Source records:
>> Start

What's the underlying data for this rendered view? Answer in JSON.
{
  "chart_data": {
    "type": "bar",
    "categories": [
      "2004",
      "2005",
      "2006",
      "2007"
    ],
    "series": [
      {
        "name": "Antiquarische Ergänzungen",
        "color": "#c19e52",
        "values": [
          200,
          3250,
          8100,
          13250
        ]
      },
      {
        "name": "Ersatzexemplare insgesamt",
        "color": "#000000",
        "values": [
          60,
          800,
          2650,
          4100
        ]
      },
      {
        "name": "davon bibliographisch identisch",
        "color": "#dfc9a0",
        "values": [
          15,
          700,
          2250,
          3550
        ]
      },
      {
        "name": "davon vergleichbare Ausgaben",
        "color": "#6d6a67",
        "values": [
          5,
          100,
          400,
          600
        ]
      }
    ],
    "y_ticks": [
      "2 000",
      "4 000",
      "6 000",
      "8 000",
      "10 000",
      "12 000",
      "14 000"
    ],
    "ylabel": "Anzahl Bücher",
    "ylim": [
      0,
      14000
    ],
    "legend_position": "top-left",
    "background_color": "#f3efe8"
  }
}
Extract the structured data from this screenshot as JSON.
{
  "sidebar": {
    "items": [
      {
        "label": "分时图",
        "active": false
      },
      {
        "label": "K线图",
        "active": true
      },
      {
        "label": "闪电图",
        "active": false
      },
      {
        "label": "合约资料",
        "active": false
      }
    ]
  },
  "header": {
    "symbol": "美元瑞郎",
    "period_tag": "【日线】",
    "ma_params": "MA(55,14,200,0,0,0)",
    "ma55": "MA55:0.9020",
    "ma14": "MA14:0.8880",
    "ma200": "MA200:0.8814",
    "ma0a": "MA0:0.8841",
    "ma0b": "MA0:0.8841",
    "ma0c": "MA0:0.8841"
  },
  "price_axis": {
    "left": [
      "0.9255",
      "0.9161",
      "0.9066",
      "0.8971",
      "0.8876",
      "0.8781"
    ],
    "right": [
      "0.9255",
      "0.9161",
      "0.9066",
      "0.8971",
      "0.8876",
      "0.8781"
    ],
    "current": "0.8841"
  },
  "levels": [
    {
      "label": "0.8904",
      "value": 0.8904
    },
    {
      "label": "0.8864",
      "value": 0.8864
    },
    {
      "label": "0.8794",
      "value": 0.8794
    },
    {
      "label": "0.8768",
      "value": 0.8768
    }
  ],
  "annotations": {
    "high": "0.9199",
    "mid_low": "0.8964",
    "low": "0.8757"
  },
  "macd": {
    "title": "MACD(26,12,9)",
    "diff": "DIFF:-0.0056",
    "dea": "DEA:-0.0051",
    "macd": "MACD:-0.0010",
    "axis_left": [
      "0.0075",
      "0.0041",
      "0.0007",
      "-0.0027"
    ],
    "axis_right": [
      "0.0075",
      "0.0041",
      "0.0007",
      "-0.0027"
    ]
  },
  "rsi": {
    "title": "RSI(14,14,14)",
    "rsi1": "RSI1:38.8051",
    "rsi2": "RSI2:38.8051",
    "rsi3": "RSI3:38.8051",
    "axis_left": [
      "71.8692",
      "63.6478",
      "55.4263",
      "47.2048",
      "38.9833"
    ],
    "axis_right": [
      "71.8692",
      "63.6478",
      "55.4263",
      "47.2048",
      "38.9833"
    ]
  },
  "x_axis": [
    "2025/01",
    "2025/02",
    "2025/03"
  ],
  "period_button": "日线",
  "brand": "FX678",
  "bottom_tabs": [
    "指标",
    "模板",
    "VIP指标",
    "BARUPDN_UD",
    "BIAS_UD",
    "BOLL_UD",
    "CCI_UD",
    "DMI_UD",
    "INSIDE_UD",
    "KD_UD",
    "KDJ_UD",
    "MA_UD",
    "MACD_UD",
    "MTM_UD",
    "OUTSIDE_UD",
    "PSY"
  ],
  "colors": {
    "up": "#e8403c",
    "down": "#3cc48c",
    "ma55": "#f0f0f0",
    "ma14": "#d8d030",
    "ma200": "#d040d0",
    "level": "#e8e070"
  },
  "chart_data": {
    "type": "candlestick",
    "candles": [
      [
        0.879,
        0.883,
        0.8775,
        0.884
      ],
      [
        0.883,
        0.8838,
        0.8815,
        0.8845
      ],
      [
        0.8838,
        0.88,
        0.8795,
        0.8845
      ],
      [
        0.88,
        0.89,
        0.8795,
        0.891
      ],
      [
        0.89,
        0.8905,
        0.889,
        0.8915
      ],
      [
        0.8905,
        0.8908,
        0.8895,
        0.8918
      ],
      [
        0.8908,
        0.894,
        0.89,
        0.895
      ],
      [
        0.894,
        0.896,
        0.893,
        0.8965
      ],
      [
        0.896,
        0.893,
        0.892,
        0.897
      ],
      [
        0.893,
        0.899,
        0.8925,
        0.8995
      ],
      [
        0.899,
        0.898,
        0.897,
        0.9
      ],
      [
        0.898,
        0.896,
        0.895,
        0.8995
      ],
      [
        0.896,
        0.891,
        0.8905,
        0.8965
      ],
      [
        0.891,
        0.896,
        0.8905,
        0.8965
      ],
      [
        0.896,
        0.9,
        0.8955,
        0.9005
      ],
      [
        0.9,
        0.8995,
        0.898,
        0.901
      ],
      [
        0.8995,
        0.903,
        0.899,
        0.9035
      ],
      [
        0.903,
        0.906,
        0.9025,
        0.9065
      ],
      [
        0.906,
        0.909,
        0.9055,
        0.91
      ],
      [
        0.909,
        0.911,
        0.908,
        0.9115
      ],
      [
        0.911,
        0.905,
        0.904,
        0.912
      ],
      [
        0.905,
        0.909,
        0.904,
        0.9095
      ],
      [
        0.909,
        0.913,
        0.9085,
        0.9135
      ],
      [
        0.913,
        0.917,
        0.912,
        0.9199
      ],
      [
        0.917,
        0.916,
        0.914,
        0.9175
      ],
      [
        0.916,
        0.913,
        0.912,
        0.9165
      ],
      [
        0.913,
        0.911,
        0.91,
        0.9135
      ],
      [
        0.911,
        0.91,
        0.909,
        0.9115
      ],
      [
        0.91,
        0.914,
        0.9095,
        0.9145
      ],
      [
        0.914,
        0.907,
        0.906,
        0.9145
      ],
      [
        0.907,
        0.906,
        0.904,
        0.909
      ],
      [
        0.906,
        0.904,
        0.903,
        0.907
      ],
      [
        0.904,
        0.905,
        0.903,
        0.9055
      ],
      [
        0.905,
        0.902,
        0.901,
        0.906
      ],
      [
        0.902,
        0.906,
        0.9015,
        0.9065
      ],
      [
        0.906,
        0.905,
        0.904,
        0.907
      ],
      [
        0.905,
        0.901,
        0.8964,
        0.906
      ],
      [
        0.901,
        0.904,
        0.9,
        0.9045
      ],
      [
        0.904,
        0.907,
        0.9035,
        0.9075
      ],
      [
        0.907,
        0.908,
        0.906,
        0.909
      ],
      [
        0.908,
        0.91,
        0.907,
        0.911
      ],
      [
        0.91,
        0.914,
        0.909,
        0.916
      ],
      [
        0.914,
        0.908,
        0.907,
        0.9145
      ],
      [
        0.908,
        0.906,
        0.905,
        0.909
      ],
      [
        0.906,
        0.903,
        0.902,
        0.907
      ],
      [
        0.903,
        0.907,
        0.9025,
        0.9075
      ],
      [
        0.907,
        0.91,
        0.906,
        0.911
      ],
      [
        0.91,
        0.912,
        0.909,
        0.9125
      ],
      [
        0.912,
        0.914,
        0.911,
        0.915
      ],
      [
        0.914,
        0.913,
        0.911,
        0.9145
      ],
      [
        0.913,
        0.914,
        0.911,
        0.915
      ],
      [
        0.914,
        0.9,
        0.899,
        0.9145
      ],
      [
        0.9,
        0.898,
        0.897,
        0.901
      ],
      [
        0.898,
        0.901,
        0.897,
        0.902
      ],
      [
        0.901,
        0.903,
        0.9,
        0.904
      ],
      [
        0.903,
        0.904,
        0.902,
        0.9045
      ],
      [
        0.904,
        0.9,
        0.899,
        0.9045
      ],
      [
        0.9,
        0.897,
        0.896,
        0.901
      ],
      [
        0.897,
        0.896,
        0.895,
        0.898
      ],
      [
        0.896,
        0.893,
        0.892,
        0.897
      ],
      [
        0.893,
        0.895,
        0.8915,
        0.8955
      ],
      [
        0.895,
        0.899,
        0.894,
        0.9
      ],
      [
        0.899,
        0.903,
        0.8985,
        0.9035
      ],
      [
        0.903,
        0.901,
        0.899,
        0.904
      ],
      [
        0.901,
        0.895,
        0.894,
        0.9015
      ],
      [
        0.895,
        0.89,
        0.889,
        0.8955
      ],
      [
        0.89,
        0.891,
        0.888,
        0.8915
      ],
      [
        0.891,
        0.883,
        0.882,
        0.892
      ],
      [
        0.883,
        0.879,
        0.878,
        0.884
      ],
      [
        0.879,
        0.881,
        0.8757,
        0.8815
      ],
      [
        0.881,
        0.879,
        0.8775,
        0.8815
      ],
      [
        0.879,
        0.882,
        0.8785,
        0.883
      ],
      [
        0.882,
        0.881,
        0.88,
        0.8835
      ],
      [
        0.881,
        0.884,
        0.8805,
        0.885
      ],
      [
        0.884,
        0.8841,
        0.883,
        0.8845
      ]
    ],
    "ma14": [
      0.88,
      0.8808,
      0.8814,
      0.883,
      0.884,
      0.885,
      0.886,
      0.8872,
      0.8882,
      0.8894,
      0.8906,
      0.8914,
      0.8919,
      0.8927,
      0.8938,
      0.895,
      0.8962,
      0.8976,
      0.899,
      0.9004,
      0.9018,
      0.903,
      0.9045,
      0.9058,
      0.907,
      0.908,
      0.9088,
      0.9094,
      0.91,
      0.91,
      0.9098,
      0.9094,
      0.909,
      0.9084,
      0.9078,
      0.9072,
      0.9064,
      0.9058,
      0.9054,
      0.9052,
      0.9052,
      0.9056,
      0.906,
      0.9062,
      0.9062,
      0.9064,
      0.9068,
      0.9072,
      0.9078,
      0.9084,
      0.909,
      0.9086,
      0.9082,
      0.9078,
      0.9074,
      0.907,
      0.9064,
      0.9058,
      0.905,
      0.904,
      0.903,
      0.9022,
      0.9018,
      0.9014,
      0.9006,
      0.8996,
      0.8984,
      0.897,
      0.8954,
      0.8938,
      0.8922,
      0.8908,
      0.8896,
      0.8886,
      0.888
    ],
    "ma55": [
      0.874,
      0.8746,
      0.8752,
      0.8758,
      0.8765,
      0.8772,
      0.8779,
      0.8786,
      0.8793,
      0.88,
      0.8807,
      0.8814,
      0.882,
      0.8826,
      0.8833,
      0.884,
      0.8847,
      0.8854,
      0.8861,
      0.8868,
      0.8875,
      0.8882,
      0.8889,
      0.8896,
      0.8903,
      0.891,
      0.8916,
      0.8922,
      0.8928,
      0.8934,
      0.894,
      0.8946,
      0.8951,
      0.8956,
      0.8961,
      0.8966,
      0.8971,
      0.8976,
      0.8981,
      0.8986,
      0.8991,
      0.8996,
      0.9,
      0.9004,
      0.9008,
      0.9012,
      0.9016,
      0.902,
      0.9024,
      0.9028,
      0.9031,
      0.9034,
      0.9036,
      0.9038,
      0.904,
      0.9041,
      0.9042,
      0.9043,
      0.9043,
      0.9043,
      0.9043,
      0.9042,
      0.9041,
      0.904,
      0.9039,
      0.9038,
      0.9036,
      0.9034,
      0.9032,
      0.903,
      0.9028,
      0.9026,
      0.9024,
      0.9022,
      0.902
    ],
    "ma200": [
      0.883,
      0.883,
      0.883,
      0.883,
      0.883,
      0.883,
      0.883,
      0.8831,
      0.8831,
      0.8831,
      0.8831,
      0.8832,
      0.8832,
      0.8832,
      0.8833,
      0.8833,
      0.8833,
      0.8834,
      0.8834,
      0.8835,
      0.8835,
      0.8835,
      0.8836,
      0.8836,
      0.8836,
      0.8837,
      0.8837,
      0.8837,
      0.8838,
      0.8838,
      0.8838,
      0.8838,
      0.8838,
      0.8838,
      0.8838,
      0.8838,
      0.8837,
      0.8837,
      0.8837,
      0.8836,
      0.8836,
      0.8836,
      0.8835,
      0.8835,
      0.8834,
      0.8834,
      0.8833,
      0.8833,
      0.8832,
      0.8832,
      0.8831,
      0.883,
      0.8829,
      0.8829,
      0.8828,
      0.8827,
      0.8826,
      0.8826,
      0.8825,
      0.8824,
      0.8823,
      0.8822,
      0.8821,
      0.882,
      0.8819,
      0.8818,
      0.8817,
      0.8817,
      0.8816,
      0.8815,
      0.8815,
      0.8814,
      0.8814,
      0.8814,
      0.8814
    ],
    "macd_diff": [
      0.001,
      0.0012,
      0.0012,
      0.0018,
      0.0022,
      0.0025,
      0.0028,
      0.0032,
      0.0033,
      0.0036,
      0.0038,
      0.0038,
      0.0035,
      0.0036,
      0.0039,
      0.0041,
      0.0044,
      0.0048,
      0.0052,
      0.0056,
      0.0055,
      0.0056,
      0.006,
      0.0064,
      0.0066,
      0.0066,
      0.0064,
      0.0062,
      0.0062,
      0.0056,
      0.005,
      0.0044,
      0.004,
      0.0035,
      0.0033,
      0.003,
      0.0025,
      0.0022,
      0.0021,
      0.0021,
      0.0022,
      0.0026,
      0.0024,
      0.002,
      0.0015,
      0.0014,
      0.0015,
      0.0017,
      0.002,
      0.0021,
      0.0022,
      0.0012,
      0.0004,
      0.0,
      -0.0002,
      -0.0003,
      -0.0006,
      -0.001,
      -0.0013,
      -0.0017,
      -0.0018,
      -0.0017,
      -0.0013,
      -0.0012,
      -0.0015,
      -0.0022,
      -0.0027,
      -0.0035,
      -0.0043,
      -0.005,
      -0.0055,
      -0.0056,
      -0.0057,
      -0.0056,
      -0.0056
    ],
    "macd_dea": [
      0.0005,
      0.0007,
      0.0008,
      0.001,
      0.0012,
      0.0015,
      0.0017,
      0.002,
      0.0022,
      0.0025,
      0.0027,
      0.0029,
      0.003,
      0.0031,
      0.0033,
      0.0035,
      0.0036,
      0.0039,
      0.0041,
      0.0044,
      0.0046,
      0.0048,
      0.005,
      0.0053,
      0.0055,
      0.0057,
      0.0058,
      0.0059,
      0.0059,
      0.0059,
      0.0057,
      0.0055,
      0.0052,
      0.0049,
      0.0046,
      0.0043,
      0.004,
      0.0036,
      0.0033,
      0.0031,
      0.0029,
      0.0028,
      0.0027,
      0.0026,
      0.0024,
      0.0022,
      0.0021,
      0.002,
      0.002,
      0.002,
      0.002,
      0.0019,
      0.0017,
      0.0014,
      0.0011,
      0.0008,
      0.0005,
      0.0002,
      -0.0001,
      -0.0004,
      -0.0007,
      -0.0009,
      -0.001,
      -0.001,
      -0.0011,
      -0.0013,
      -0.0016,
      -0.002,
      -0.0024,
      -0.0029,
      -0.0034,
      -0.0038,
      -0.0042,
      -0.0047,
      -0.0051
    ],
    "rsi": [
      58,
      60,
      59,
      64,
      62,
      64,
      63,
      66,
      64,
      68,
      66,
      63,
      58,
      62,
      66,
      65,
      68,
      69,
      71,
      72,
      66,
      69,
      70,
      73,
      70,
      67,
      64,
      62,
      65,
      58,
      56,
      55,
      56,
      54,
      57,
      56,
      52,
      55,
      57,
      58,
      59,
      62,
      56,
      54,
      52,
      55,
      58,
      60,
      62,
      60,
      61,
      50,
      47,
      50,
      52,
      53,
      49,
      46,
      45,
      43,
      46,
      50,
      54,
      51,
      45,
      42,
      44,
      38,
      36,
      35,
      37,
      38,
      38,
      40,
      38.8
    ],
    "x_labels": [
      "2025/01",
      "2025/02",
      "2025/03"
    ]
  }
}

>> End

What is required: Extract from the material all lines containing the string "JSON".

Solution to the problem:
What's the underlying data for this rendered view? Answer in JSON.
Extract the structured data from this screenshot as JSON.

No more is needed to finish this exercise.